# Start of Material
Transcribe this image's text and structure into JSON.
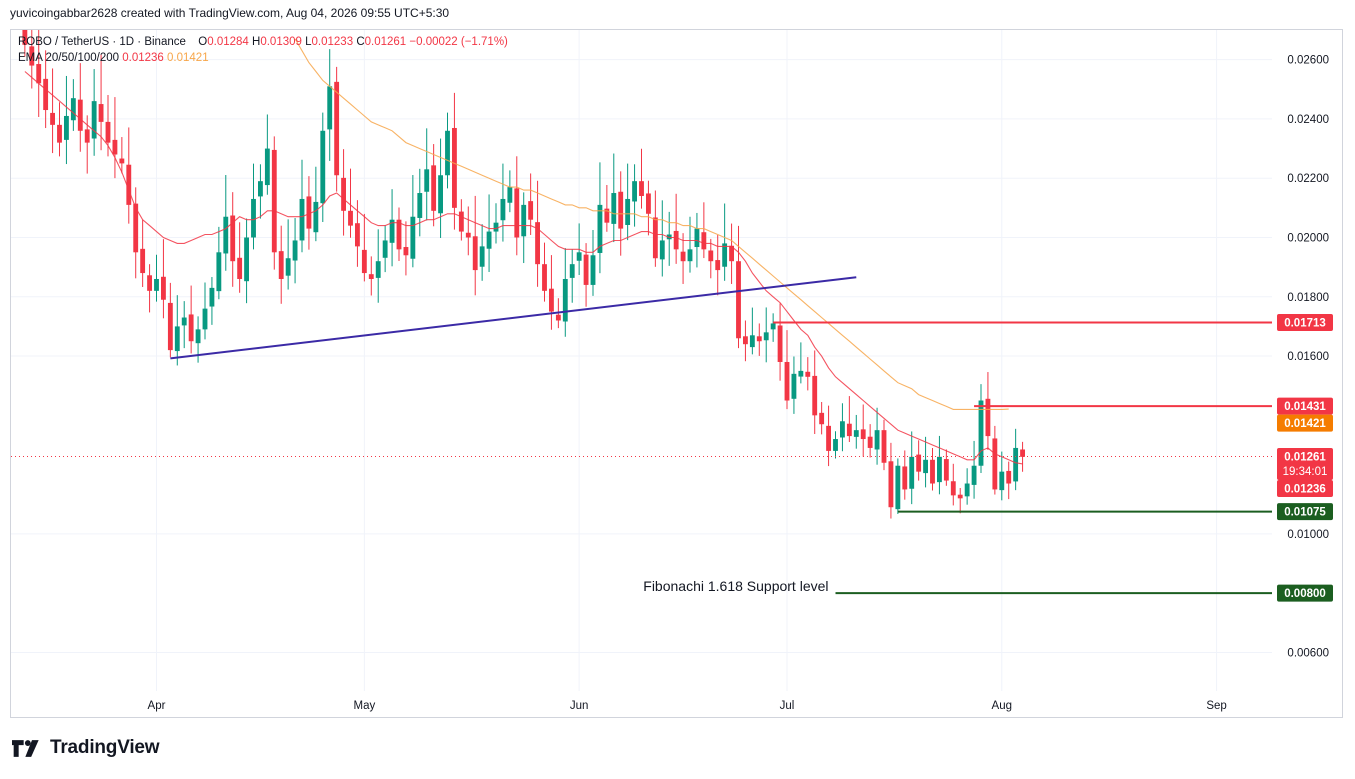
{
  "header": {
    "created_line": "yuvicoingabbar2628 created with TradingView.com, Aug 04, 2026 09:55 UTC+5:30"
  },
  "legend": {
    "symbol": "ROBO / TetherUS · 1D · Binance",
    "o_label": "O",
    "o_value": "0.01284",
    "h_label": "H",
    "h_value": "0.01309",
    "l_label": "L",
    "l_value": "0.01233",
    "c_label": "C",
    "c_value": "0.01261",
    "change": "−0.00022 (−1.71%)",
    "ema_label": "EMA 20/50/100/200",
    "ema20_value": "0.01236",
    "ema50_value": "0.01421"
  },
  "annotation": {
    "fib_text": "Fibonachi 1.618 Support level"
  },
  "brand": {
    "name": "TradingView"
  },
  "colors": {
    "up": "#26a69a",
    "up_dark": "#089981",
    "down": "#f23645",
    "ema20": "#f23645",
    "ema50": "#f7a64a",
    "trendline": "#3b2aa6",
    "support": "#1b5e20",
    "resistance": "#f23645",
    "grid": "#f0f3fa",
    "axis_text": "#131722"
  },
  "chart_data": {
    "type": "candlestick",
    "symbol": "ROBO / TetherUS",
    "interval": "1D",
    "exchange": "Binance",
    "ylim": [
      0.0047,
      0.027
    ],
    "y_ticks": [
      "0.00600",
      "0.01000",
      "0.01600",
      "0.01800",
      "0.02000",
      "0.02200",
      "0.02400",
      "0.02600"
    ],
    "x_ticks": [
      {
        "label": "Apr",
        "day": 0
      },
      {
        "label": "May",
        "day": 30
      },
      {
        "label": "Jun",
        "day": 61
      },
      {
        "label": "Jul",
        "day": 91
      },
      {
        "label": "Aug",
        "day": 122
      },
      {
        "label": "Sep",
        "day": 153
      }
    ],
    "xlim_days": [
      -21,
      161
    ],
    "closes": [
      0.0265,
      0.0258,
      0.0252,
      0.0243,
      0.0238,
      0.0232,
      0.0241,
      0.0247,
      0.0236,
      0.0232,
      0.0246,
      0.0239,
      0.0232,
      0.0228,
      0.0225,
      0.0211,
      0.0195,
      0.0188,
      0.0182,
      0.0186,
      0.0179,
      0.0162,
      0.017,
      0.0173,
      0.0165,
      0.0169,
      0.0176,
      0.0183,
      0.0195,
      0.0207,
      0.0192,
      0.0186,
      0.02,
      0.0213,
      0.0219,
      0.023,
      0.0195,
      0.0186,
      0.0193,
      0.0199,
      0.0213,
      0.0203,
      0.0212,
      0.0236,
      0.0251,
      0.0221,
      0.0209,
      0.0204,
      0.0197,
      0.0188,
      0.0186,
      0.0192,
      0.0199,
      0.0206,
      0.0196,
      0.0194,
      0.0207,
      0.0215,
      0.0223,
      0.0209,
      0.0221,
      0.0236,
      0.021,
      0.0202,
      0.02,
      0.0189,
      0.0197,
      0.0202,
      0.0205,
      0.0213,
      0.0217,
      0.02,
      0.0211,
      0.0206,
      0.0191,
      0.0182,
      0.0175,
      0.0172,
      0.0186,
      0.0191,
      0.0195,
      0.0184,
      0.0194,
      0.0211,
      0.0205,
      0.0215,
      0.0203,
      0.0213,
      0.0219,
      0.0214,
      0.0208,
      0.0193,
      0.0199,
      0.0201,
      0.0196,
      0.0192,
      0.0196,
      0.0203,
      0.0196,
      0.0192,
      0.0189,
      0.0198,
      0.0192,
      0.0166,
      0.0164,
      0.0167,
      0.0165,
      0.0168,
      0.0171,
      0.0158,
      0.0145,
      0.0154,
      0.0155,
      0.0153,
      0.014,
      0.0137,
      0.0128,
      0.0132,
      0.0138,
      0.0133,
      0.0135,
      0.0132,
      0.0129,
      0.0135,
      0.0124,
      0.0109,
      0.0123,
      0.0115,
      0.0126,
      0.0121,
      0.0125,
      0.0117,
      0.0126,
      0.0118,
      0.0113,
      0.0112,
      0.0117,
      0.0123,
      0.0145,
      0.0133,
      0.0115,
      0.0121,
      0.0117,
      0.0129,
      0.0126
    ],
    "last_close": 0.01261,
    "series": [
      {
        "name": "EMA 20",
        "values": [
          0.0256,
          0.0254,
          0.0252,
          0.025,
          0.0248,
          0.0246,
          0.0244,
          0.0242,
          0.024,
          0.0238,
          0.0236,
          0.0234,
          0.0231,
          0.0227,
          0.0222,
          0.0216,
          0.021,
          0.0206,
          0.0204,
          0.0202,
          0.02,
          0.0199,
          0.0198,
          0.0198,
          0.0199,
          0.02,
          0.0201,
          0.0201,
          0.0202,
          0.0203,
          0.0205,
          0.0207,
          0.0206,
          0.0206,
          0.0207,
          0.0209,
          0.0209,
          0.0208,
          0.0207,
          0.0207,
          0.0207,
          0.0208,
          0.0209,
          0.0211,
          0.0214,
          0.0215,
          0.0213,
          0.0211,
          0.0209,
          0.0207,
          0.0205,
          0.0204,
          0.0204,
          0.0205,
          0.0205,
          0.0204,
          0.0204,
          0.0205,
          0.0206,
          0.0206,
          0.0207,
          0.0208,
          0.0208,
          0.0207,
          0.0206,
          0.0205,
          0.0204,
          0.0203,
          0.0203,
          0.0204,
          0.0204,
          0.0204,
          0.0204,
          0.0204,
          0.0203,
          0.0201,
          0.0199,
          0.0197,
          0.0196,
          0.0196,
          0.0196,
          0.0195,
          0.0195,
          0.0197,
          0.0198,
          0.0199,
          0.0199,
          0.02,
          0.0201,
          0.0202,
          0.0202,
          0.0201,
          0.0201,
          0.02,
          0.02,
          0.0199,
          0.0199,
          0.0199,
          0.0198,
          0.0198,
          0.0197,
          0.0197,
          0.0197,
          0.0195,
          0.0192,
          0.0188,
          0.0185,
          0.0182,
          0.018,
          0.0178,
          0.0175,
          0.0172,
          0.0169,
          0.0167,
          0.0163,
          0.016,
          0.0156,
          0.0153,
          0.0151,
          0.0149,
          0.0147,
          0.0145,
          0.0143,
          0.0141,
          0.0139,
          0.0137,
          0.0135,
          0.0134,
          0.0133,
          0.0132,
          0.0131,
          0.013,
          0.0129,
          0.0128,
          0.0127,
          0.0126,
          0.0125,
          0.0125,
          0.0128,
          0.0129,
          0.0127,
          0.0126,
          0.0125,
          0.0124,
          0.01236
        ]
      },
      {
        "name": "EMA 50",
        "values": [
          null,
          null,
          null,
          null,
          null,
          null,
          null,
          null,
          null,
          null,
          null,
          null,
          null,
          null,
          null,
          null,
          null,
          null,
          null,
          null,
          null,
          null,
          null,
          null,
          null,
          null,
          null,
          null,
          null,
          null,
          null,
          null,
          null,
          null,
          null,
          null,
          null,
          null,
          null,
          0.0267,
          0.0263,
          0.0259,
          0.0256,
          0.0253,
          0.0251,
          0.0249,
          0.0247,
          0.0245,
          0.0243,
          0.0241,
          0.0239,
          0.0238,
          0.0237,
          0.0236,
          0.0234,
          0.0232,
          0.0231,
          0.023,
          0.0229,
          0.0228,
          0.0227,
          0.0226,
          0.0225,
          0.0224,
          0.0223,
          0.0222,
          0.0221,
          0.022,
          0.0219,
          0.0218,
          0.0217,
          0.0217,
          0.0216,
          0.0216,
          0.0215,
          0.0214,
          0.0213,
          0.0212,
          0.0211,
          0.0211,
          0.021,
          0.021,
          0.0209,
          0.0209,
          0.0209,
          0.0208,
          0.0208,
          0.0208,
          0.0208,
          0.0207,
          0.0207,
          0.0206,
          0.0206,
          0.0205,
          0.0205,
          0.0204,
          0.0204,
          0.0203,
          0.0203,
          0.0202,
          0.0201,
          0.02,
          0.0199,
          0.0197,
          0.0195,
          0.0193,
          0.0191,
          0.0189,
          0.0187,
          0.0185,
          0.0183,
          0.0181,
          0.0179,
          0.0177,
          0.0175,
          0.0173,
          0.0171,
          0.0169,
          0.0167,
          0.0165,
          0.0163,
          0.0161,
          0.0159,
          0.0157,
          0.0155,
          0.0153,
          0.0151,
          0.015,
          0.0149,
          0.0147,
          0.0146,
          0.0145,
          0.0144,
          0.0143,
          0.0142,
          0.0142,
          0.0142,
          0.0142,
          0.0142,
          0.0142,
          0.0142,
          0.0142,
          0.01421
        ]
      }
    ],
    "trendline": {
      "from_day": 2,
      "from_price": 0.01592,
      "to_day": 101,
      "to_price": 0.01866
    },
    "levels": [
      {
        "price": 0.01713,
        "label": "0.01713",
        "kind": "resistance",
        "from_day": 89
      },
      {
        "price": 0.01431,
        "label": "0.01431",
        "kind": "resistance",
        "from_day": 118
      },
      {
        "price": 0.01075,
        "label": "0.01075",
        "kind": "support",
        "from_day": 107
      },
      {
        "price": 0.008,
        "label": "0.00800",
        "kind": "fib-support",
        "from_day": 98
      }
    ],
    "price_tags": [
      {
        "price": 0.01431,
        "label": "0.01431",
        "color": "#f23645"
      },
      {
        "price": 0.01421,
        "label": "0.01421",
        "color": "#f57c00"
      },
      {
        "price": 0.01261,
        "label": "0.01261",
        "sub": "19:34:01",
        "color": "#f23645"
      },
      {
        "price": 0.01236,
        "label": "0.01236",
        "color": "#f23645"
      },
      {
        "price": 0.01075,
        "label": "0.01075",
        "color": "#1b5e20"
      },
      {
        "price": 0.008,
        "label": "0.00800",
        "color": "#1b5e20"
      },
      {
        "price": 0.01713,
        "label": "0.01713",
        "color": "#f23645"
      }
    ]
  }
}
# End of Material
# Start of Material
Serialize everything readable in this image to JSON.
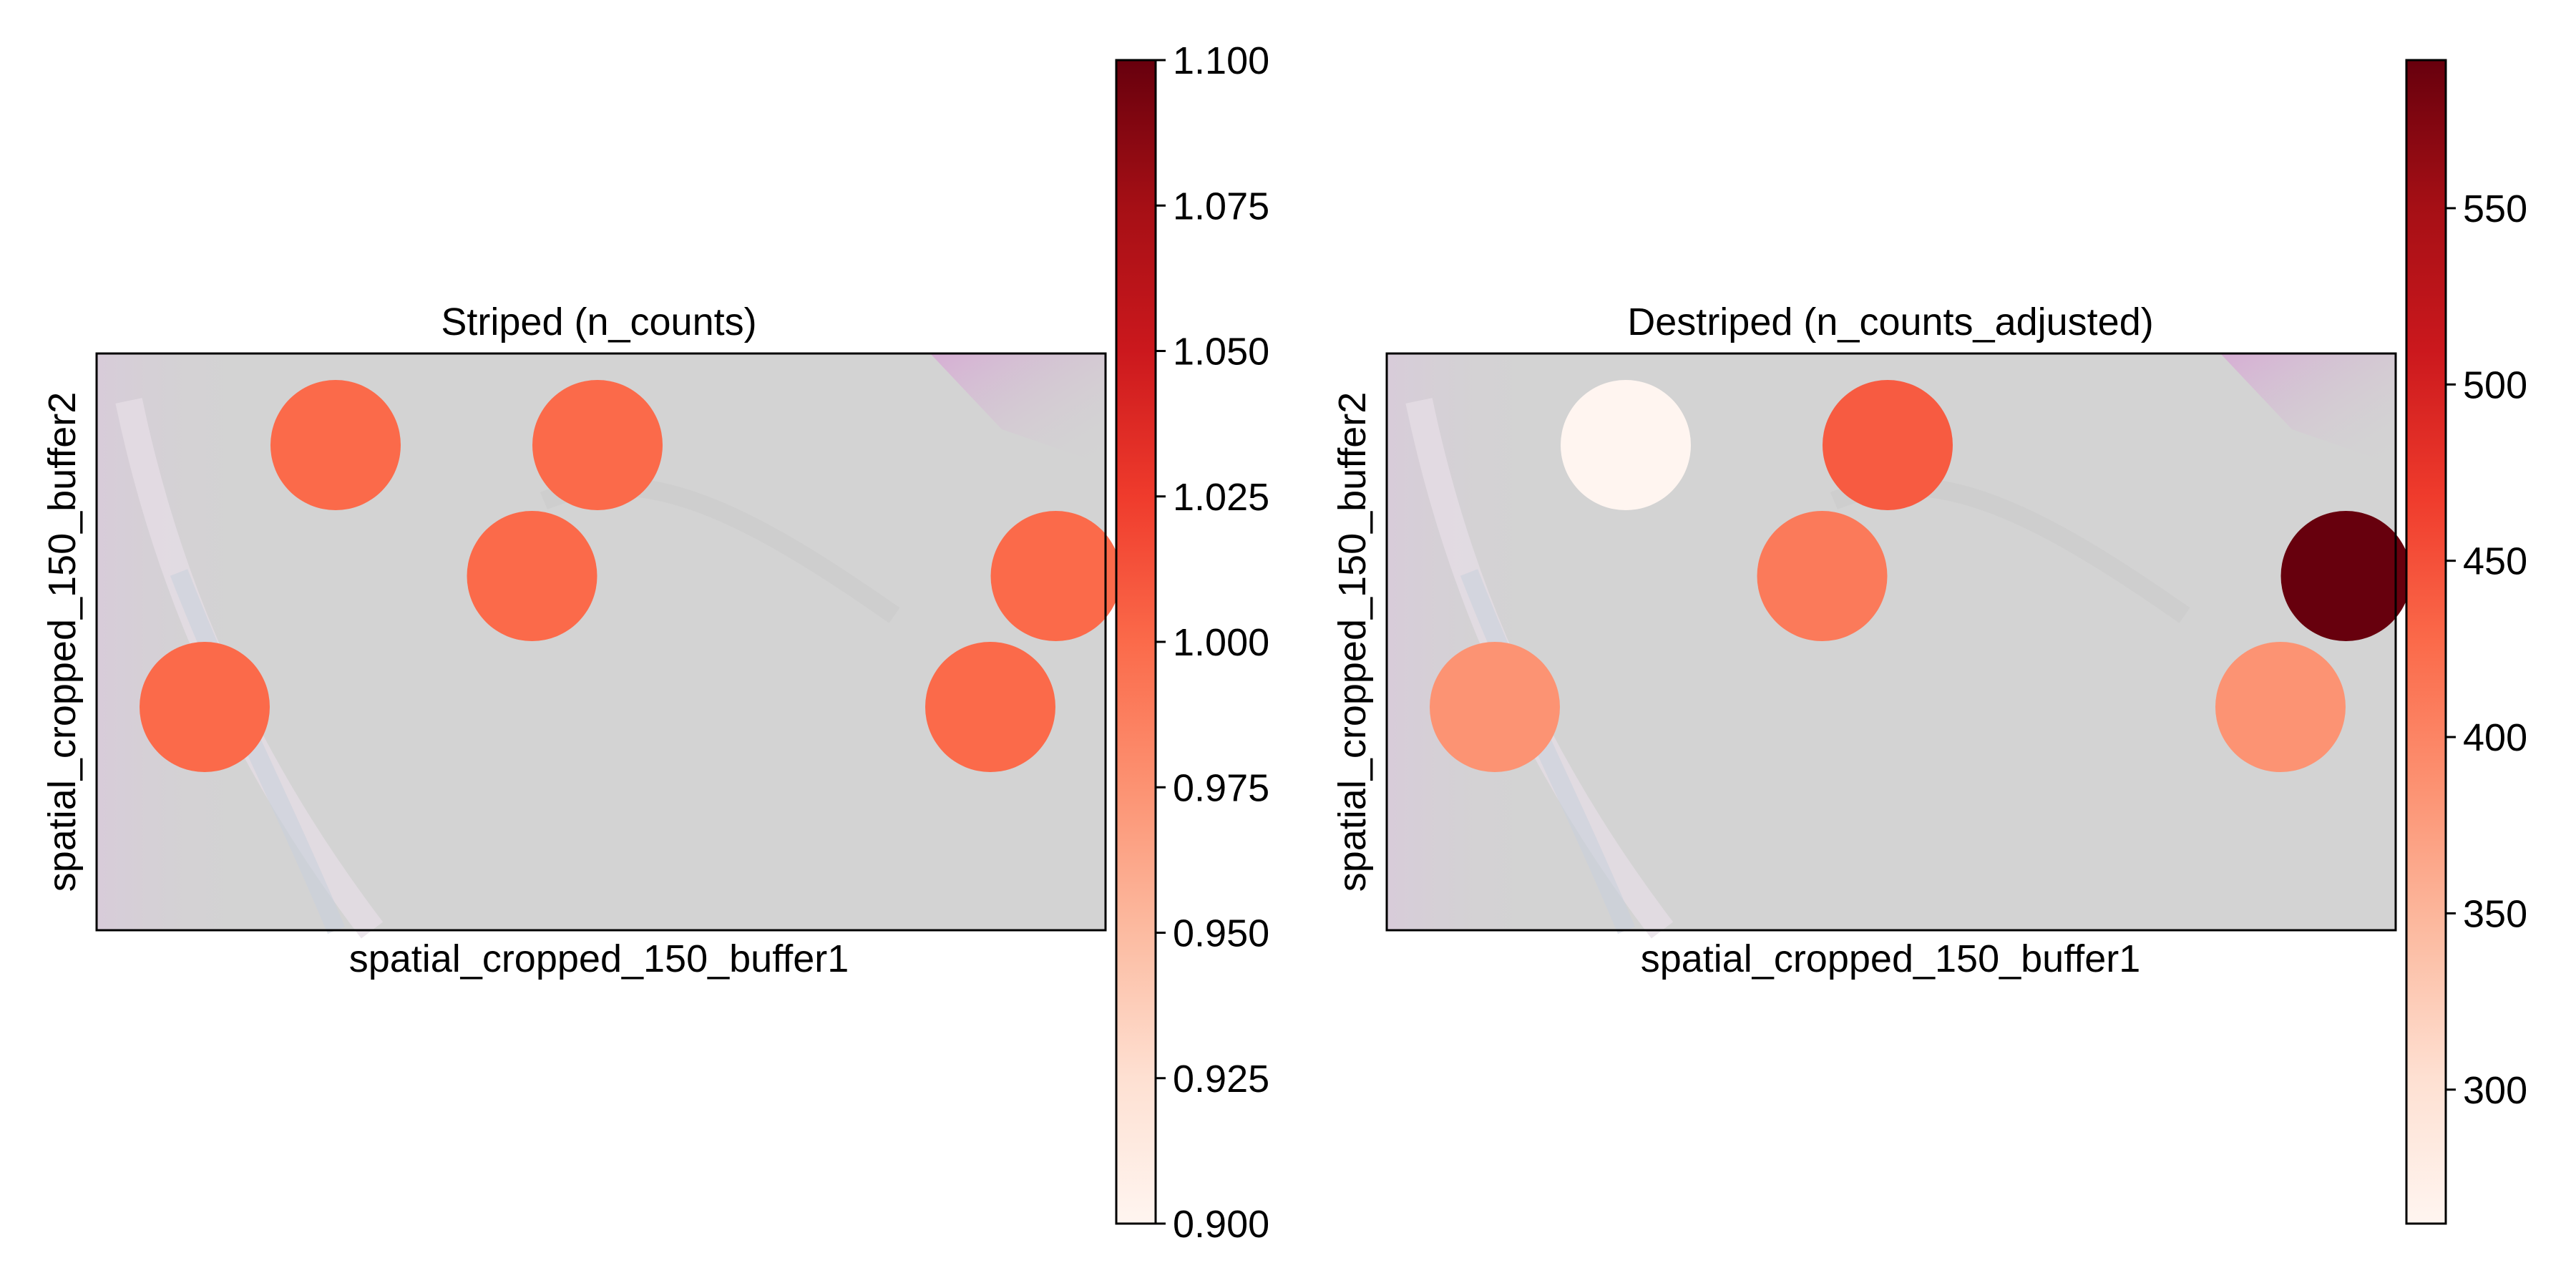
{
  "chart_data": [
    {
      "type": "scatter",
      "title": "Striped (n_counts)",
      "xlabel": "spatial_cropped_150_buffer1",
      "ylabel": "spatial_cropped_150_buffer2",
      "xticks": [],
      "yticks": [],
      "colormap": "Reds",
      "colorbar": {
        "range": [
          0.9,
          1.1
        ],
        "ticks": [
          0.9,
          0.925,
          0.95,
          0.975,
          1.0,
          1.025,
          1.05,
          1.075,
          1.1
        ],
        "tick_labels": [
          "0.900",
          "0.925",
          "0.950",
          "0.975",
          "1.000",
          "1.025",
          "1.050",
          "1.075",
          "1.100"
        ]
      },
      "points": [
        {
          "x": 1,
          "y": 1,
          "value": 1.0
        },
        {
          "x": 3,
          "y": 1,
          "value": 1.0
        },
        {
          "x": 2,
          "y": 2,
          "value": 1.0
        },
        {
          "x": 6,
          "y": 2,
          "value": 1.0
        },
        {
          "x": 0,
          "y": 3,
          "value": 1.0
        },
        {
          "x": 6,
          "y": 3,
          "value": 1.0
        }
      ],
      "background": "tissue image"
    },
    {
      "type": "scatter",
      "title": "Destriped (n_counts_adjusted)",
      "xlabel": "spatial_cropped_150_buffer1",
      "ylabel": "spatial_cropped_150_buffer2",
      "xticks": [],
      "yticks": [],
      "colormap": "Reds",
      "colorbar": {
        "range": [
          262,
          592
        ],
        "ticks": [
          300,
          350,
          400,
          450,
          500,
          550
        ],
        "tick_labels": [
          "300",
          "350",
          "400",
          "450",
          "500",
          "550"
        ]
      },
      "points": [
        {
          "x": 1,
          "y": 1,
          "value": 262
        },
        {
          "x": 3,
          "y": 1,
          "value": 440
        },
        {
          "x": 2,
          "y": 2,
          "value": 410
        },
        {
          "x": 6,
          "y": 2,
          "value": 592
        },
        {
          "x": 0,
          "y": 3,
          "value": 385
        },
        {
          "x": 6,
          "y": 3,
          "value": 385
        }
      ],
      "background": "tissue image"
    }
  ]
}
# End of Material
Given instruction — Locate the word "ROBO" in the records above, and return each line that has it.

Response to the exercise —
    "symbol": "ROBO / TetherUS · 1D · Binance",
    "symbol": "ROBO / TetherUS",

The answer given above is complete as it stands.